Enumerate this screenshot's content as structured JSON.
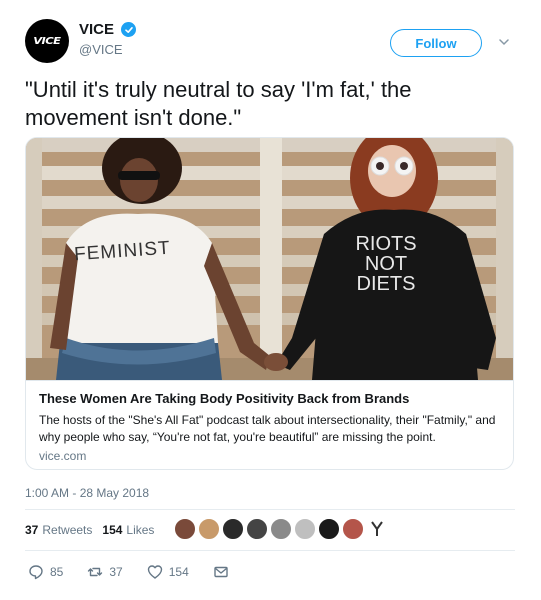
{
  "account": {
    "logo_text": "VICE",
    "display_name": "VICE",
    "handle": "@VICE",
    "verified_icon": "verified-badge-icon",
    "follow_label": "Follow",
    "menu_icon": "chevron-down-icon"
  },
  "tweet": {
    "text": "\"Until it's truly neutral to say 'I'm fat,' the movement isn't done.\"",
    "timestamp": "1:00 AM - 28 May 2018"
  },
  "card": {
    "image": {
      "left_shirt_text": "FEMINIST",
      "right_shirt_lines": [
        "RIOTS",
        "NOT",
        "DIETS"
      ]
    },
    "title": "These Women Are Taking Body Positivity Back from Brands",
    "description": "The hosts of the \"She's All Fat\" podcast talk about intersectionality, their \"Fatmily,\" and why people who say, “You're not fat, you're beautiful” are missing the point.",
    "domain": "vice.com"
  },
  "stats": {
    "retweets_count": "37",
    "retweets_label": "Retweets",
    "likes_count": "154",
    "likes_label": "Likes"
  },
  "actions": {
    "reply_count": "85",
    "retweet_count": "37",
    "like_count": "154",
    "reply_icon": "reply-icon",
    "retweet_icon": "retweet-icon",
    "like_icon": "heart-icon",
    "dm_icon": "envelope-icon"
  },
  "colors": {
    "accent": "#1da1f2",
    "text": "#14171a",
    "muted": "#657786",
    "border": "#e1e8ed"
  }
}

- - - - -

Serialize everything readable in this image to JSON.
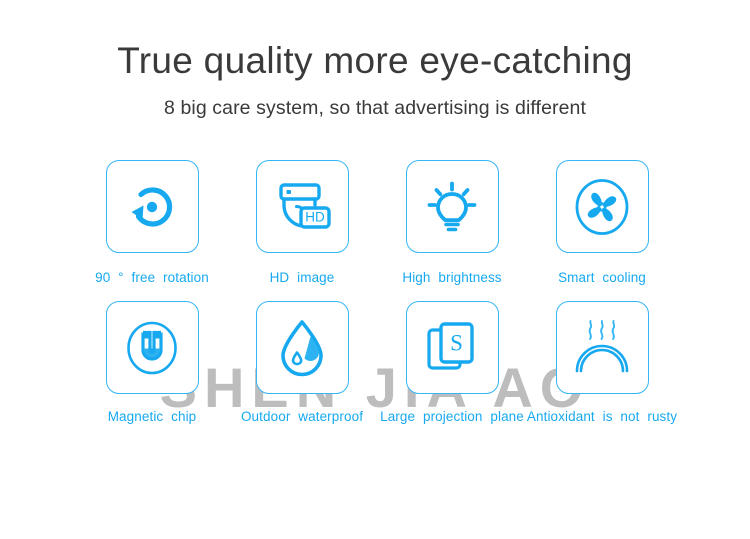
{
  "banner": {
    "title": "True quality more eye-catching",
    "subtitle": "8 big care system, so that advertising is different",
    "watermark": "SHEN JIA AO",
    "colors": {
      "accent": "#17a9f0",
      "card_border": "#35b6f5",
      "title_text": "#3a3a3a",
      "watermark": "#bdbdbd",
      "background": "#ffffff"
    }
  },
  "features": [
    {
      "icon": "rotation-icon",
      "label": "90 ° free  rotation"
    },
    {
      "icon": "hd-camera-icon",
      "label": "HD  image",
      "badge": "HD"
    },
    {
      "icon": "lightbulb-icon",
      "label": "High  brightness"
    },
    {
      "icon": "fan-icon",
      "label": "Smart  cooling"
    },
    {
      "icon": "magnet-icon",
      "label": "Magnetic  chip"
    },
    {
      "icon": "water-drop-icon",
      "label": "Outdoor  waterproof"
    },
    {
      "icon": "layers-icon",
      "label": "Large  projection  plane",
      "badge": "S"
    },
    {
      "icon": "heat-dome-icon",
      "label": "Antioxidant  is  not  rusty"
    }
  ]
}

- - - - -

* Given problem
Using the listing above, show each line holding the string "JSON".

* The answer
Enumerate this screenshot's content as structured JSON.
Serialize everything readable in this image to JSON.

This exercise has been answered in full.